* [WHAT THE EXERCISE ASKS]:
Rewrite the entries from their first line through the line containing "x2-tick-label: 500 [234,122,246,131]", both included, as a JSON list of strings with one string per line and blank lines left out.

Element region listings

## START

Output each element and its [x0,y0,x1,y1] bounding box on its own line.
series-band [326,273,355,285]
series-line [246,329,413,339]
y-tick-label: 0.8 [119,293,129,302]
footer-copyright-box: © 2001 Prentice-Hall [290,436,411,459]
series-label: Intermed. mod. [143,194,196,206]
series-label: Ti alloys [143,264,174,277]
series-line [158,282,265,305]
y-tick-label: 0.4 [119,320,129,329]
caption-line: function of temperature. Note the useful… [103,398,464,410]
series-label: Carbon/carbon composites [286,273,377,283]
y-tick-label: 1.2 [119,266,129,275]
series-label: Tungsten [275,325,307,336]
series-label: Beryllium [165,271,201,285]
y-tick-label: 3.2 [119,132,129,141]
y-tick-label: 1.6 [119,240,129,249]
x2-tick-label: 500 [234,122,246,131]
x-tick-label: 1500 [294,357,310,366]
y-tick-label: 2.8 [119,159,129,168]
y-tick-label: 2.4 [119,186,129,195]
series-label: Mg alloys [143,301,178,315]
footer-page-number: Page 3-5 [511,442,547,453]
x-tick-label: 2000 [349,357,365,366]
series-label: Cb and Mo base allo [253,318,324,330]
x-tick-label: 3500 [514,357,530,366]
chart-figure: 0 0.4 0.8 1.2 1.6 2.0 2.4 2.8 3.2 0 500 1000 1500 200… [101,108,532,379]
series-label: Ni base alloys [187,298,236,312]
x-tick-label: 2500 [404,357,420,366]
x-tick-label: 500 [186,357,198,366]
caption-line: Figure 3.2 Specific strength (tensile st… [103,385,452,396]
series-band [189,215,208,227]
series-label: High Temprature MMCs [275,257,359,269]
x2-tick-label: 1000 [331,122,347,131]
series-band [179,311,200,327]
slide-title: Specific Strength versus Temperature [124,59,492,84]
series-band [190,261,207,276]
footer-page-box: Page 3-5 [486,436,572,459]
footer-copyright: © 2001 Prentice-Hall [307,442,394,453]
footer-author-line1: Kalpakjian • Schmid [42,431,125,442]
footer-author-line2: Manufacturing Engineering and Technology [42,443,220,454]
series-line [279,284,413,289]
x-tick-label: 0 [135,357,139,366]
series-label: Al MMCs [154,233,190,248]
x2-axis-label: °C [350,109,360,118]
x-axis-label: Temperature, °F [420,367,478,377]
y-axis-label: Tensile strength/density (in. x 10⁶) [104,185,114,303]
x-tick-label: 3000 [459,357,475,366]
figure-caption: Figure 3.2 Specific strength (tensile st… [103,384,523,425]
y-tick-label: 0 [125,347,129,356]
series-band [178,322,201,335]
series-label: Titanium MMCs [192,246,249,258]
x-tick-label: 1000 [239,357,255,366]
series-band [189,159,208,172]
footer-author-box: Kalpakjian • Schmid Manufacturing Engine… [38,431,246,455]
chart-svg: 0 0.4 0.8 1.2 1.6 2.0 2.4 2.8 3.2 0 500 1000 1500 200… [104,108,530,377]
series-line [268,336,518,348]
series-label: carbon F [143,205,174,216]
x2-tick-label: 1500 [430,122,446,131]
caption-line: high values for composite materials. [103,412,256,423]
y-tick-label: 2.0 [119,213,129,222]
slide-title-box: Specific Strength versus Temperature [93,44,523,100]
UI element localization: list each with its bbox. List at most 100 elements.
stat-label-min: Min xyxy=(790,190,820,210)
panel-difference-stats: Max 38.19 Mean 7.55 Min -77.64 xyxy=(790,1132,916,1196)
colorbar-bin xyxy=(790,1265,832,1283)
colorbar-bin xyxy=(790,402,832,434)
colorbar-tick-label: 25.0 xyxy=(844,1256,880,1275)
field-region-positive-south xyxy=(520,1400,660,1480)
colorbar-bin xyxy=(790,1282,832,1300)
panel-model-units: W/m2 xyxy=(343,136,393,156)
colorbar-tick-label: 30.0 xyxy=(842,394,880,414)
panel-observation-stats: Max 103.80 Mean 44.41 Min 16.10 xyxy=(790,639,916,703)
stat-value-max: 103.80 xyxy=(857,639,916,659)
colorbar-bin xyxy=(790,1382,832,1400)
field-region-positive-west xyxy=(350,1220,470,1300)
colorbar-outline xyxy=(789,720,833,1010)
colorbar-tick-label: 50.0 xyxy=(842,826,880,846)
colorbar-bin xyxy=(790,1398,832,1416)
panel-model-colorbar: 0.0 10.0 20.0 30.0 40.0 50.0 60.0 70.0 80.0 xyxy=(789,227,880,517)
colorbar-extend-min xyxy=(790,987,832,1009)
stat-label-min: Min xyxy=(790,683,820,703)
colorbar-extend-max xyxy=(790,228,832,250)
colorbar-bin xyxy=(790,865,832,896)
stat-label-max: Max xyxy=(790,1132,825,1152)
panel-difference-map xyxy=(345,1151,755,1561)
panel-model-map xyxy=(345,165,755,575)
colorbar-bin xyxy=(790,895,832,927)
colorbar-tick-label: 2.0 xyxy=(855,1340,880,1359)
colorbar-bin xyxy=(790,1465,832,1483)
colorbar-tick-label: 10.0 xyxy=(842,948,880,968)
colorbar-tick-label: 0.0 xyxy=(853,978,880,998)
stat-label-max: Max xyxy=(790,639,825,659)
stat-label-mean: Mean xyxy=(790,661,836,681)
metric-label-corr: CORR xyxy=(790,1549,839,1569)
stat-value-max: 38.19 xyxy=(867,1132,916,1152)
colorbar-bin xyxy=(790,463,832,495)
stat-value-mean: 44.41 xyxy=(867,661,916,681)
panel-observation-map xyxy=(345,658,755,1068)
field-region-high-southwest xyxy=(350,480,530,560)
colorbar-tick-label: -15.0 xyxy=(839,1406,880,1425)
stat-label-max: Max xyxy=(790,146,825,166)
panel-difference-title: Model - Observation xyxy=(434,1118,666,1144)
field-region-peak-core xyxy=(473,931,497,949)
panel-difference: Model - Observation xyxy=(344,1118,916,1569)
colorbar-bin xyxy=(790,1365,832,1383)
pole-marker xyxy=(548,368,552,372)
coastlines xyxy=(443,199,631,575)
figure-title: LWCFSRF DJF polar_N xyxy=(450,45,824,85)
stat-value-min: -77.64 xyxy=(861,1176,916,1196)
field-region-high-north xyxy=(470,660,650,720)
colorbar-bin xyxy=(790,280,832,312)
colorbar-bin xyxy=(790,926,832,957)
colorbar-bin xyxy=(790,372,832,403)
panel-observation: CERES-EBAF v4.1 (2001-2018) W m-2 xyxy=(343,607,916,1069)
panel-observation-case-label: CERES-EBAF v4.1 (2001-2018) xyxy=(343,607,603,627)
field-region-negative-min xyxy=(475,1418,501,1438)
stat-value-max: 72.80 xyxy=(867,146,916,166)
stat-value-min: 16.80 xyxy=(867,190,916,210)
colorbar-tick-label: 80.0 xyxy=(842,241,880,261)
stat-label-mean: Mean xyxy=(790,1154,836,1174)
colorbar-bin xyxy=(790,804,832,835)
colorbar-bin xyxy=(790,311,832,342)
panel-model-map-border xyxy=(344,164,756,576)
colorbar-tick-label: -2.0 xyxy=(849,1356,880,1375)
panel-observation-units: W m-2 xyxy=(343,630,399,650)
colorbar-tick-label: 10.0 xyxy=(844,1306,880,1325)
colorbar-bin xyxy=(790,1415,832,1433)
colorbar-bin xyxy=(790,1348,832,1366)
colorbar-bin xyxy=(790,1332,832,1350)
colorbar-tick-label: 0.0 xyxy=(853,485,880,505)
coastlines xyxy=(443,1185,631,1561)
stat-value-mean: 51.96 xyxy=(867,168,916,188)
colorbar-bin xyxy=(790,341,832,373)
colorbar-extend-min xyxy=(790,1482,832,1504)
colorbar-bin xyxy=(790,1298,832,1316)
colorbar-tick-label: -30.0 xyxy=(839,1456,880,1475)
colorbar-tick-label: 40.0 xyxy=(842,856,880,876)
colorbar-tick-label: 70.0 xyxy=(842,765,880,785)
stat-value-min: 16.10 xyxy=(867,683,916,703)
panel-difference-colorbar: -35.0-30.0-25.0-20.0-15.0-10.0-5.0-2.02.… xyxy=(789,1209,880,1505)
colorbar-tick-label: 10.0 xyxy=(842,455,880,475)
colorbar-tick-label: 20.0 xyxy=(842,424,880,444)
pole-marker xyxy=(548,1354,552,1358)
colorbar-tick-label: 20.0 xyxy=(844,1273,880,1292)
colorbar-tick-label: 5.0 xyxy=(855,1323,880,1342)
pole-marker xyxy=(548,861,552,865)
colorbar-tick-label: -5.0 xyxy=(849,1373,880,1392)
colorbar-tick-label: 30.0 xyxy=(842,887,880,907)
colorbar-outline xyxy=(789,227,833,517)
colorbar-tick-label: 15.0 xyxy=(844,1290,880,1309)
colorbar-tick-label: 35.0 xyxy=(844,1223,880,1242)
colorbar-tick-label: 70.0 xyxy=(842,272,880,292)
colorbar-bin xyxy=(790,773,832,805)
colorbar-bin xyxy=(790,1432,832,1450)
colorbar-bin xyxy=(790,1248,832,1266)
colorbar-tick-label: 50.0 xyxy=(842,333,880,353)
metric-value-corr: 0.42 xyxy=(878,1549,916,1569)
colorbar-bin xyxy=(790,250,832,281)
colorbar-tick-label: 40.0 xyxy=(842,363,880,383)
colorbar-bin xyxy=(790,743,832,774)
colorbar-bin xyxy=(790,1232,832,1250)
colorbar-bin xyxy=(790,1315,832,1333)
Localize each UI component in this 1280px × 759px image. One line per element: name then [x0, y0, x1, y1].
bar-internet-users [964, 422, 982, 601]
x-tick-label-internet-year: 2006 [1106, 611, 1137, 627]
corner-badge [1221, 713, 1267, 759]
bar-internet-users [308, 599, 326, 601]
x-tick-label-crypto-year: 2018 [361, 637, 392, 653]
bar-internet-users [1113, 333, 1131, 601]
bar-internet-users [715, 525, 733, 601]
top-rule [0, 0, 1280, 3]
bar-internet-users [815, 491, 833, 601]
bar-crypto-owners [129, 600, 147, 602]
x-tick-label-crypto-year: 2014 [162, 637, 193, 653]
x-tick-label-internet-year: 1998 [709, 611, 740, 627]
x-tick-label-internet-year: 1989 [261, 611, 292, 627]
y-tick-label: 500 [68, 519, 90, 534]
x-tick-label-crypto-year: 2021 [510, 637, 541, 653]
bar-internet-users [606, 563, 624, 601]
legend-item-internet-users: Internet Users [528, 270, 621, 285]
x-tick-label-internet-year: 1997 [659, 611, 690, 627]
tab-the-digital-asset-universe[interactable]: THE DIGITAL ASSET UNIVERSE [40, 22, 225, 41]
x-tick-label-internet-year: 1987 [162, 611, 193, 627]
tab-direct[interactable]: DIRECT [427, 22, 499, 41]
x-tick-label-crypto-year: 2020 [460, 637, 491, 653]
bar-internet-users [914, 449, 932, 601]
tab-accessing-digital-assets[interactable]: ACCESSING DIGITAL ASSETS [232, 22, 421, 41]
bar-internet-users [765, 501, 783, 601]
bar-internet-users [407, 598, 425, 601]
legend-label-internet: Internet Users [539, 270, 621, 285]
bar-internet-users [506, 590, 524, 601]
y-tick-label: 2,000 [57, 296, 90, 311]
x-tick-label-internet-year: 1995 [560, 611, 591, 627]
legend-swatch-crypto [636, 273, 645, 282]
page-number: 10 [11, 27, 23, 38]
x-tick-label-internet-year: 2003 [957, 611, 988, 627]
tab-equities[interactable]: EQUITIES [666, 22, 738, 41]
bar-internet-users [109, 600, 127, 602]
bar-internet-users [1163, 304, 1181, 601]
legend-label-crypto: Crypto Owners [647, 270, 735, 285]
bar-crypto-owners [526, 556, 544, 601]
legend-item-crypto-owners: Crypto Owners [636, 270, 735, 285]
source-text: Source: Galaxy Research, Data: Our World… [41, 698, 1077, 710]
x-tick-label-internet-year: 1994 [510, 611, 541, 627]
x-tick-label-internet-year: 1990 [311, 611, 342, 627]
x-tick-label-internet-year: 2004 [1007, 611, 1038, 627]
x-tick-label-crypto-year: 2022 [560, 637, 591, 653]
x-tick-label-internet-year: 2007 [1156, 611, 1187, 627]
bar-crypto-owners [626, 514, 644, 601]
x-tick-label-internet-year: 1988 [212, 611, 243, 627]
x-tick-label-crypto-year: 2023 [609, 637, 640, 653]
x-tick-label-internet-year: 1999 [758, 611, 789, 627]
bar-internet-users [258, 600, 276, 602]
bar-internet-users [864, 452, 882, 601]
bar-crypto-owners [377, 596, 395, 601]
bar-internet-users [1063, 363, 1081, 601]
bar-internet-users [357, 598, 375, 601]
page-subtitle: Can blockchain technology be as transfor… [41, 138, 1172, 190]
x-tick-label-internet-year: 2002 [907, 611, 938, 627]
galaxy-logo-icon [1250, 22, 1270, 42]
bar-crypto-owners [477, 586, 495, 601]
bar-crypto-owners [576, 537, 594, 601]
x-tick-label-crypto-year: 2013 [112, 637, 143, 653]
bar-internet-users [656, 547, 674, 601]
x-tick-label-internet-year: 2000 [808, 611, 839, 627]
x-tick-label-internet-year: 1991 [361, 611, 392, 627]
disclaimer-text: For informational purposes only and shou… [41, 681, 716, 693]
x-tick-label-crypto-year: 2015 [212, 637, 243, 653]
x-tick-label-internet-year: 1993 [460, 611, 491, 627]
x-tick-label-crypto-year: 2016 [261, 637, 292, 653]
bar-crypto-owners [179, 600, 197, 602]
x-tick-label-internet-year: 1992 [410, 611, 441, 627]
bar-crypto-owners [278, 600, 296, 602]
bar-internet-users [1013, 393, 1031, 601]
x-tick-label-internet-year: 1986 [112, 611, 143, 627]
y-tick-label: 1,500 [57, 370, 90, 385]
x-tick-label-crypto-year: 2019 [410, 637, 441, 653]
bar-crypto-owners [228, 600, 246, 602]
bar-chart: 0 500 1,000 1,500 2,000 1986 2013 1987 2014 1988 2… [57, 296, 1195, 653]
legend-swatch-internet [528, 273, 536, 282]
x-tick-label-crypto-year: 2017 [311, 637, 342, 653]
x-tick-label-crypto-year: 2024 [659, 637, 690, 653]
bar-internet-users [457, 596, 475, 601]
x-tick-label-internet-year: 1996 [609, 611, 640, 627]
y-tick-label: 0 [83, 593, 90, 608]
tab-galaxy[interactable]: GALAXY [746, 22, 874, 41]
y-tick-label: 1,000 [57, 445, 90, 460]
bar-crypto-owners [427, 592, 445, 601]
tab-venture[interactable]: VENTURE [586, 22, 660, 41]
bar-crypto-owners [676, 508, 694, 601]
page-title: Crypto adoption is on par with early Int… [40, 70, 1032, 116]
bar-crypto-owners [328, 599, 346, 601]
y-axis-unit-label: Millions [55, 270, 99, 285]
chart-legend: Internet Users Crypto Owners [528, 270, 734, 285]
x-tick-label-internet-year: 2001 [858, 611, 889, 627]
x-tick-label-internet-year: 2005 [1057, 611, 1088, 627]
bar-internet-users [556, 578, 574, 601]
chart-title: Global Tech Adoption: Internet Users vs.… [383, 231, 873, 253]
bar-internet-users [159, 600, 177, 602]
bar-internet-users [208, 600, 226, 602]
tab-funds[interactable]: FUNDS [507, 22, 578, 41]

## END

* [SOLUTION]:
[
  "Output each element and its [x0,y0,x1,y1] bounding box on its own line.",
  "series-band [326,273,355,285]",
  "series-line [246,329,413,339]",
  "y-tick-label: 0.8 [119,293,129,302]",
  "footer-copyright-box: © 2001 Prentice-Hall [290,436,411,459]",
  "series-label: Intermed. mod. [143,194,196,206]",
  "series-label: Ti alloys [143,264,174,277]",
  "series-line [158,282,265,305]",
  "y-tick-label: 0.4 [119,320,129,329]",
  "caption-line: function of temperature. Note the useful… [103,398,464,410]",
  "series-label: Carbon/carbon composites [286,273,377,283]",
  "y-tick-label: 1.2 [119,266,129,275]",
  "series-label: Tungsten [275,325,307,336]",
  "series-label: Beryllium [165,271,201,285]",
  "y-tick-label: 3.2 [119,132,129,141]",
  "y-tick-label: 1.6 [119,240,129,249]",
  "x2-tick-label: 500 [234,122,246,131]"
]